• _TEXTO EXTRAÍDO_
******************************

Gente que estava lá para subir sem cilindros de oxigênio e sem sherpas, que são os guias e carregadores locais; é claro que subir sem sherpas é muito mais difícil, você tem que “suar a camisa” levando seu material para cima, montar a barraca, fazer água, tomar as decisões… enfim, você é quem escala e não o sherpa… Mas, isso é o esporte.

Quanto a usar oxigênio, já é sabido que se você usa cilindro é como se você estivesse escalando uma montanha com 2 mil metros de altitude a menos. É subir o Everest com gosto de Aconcágua.

Sem oxigênio – Às vezes, as pessoas perguntam para mim se escalar com cilindros de oxigênio é uma questão de ter mais ou menos dinheiro. A resposta é óbvia: isso não é uma questão de se ter dinheiro, mas sim de estilo de escalada. Também me perguntam se eu não vejo mérito numa escalada com cilindros de oxigênio; se eu não estaria é com inveja de quem chegou no cume, mesmo usando oxigênio.

Para deixar bem claro, não quero aqui ditar regras para ninguém, pois cada um é cada um, mas, sim, expressar a minha opinião. É bem verdade que para alguns é bastante meritório o fato de subir o Pão de Açúcar de bondinho, mas, a minha pergunta é: o que isso acrescenta para o montanhismo?

Subir uma parede de top rope ou subir guiando, não é uma questão de ser rico ou não, mas sim uma questão de preparo técnico e físico. É claro que eu vejo mérito em atravessar uma piscina com bóia para uma pessoa que não está preparada para nadar, mas, isso acrescenta o que ao esporte?

E, respondendo à pergunta, penso, de verdade, como uma escaladora austríaca que lá estava também pela terceira vez, tentando sem cilindro de oxigênio e sem sherpas, que já escalou alguns oito mil, ou outra que estava lá pela enésima vez no mesmo estilo: se não der, não subiremos. Não somos favoráveis a chegar ao cume custe o que custar; para nós, importa e muito como você chegou lá.

Outras questões nos remetem ao uso de cordas fixas que cada vez mais estão presentes no Everest, ao ponto de muitas pessoas não subirem enquanto elas não forem colocadas.

Nós sempre levamos a nossa corda conosco, assim como pregos de gelo e estacas. É um peso a mais nas costas, porém, preferimos preservar a nossa autonomia na escalada. E, se em algum momento precisarmos, a nossa corda estará ali ao alcance.

******************************

• _REGISTROS DE DADOS_
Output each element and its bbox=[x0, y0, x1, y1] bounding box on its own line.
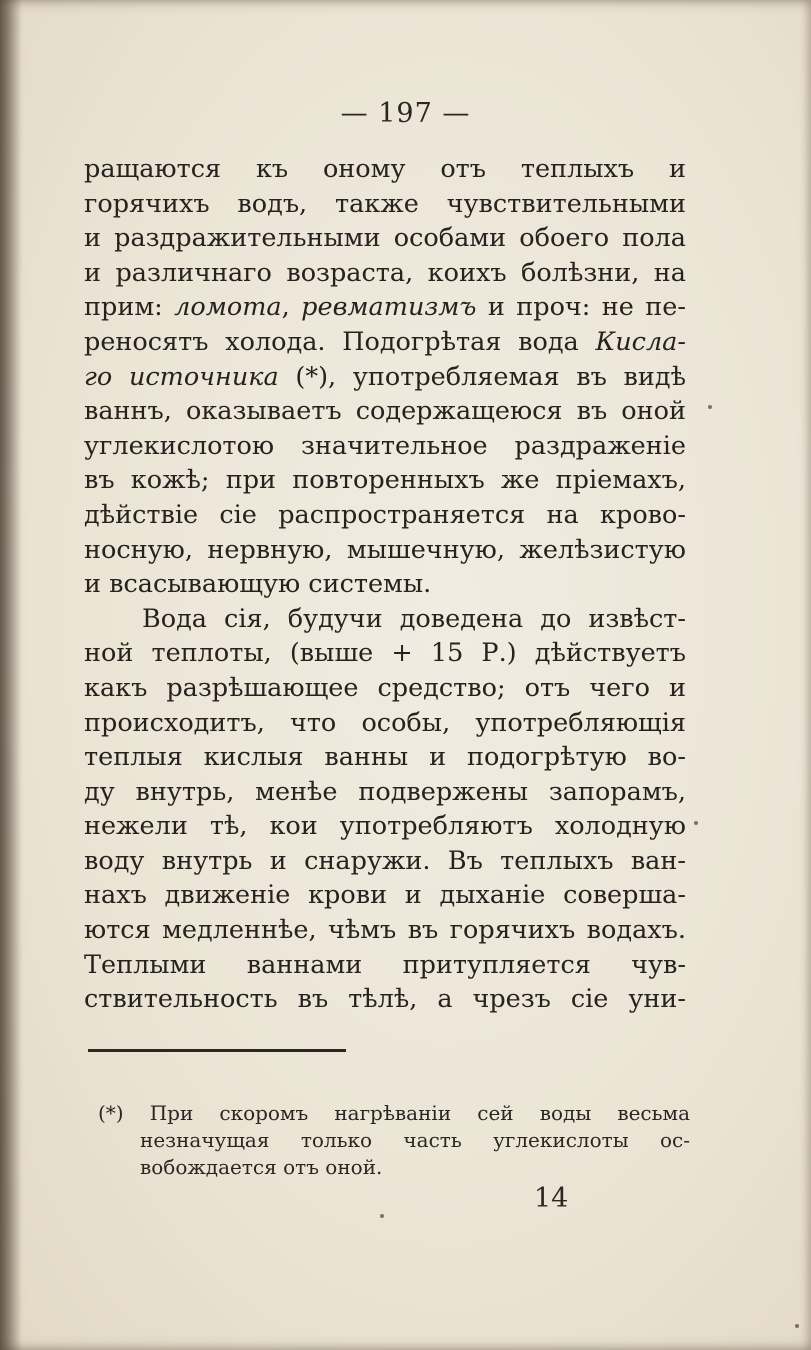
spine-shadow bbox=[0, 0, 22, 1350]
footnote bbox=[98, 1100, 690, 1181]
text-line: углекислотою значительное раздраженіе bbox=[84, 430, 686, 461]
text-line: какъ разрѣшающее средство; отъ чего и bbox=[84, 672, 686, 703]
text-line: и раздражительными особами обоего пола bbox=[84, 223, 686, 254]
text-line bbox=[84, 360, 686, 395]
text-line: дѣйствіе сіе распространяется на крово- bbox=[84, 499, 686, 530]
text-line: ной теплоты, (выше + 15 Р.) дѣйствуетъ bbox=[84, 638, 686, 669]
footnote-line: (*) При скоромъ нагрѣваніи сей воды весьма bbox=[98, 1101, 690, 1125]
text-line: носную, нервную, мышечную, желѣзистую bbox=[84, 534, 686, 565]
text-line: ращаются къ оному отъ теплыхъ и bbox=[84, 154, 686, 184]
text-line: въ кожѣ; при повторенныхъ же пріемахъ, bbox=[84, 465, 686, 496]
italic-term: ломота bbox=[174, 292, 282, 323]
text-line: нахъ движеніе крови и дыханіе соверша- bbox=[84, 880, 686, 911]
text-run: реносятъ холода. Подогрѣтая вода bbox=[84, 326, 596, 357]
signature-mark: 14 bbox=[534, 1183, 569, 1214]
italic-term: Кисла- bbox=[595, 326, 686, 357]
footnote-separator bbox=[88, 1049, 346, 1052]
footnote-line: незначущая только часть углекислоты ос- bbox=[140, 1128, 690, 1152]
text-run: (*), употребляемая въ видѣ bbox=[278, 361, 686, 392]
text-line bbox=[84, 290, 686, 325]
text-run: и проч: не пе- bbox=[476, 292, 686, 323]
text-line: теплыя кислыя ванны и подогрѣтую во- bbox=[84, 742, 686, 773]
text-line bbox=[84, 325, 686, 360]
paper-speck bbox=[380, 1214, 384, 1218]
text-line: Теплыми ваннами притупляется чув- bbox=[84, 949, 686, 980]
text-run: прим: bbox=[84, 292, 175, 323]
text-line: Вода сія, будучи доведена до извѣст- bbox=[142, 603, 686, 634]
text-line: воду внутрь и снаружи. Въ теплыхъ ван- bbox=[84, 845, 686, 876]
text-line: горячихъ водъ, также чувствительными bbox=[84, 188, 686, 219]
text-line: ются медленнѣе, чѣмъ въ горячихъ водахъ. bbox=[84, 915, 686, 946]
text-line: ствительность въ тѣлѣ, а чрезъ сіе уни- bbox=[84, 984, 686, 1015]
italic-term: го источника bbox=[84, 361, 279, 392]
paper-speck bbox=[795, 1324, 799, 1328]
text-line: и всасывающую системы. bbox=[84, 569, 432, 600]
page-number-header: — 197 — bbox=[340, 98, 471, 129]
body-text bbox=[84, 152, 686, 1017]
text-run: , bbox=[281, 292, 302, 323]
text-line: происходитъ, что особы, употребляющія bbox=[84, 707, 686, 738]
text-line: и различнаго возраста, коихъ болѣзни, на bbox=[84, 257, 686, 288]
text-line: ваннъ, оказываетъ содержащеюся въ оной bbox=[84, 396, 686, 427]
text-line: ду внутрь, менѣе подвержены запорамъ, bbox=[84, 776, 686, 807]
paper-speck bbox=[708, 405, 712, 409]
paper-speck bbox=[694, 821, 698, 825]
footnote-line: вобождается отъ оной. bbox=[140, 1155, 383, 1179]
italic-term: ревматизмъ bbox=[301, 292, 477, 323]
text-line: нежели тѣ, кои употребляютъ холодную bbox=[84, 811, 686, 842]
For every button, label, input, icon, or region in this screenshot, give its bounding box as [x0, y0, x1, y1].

******************************

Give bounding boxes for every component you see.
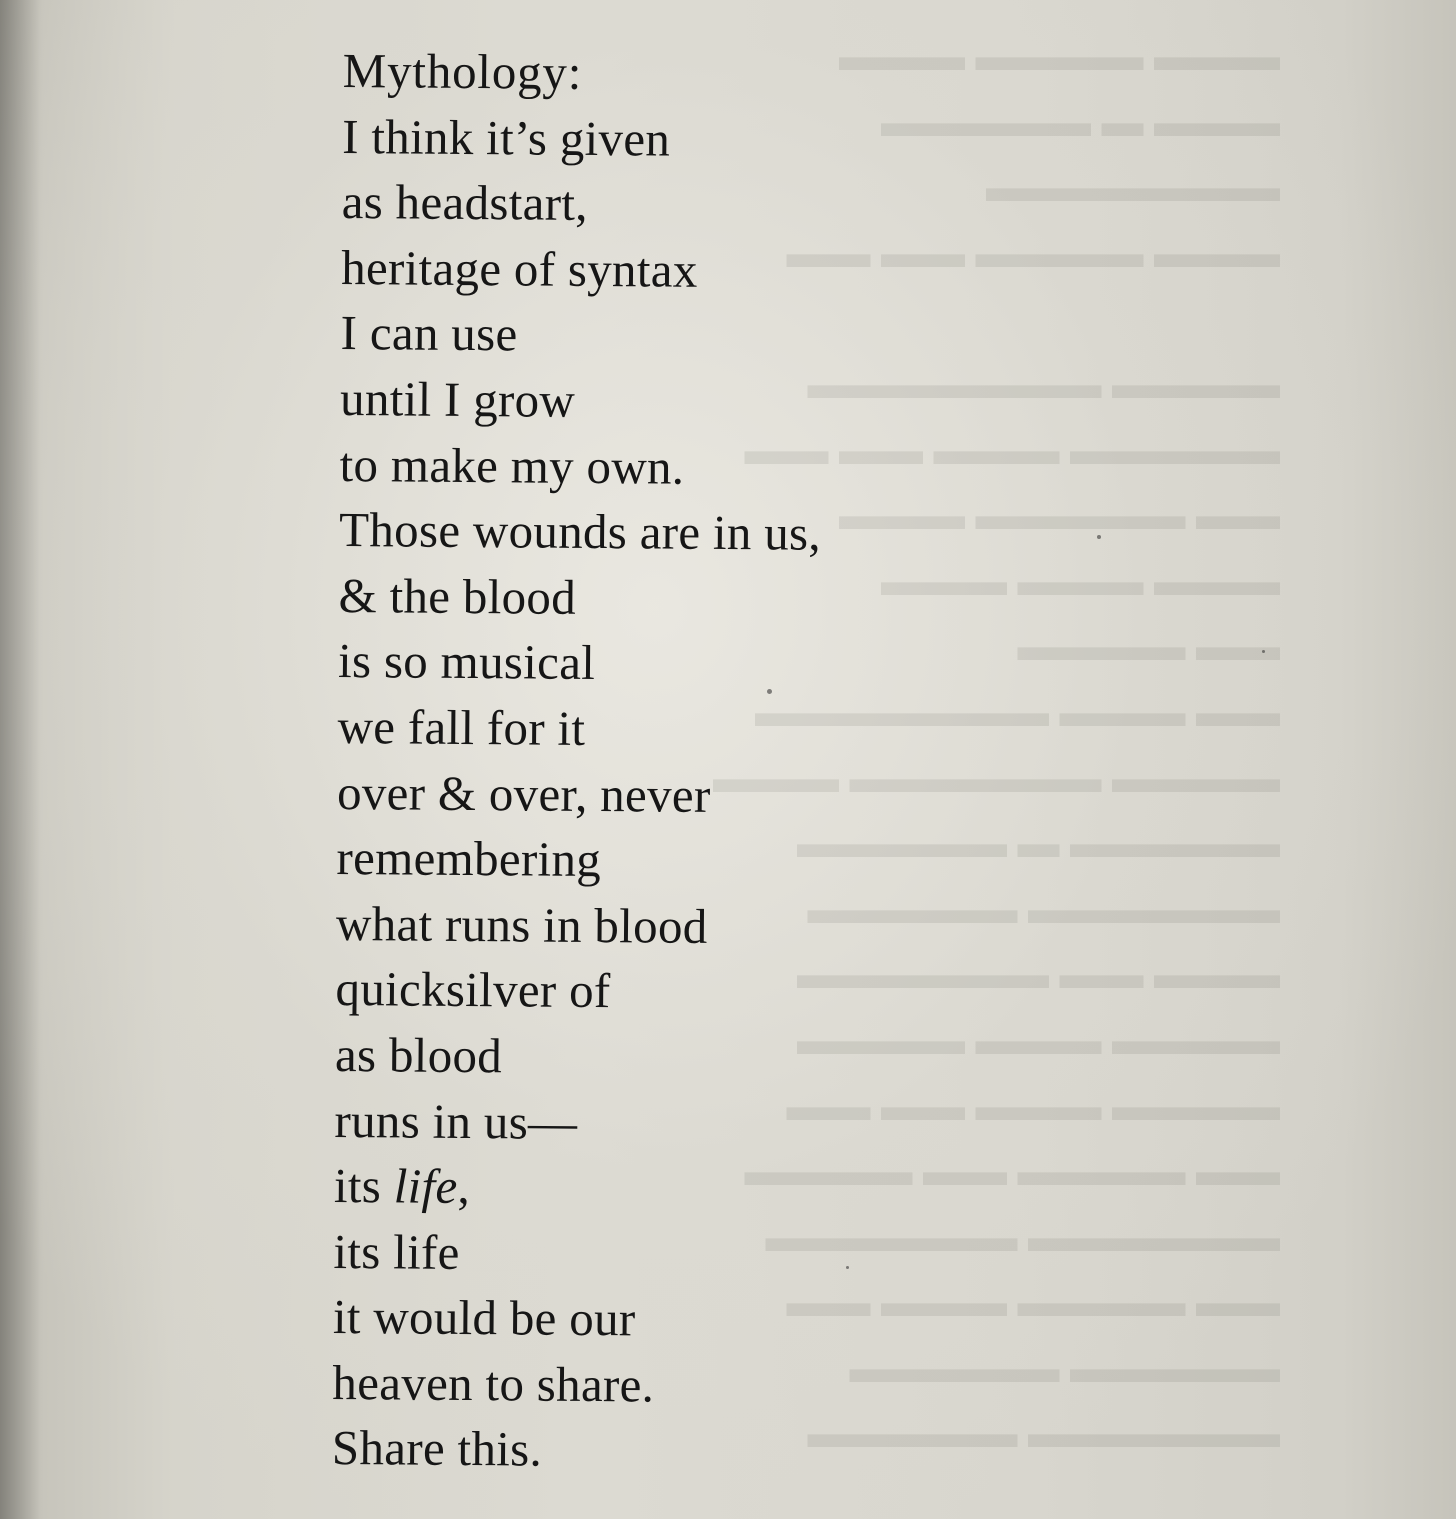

******************************

• _INSTRUÇÕES_
Troque "piscina" por "lagoa" no trecho do texto sobre escalada no Everest que vai de "Subir uma parede" até "você chegou lá.", inclusive, e apresente o trecho resultante. O material é independente do texto sobre escalada no Everest.

• _RESULTADO FINAL_
Subir uma parede de top rope ou subir guiando, não é uma questão de ser rico ou não, mas sim uma questão de preparo técnico e físico. É claro que eu vejo mérito em atravessar uma lagoa com bóia para uma pessoa que não está preparada para nadar, mas, isso acrescenta o que ao esporte?

E, respondendo à pergunta, penso, de verdade, como uma escaladora austríaca que lá estava também pela terceira vez, tentando sem cilindro de oxigênio e sem sherpas, que já escalou alguns oito mil, ou outra que estava lá pela enésima vez no mesmo estilo: se não der, não subiremos. Não somos favoráveis a chegar ao cume custe o que custar; para nós, importa e muito como você chegou lá.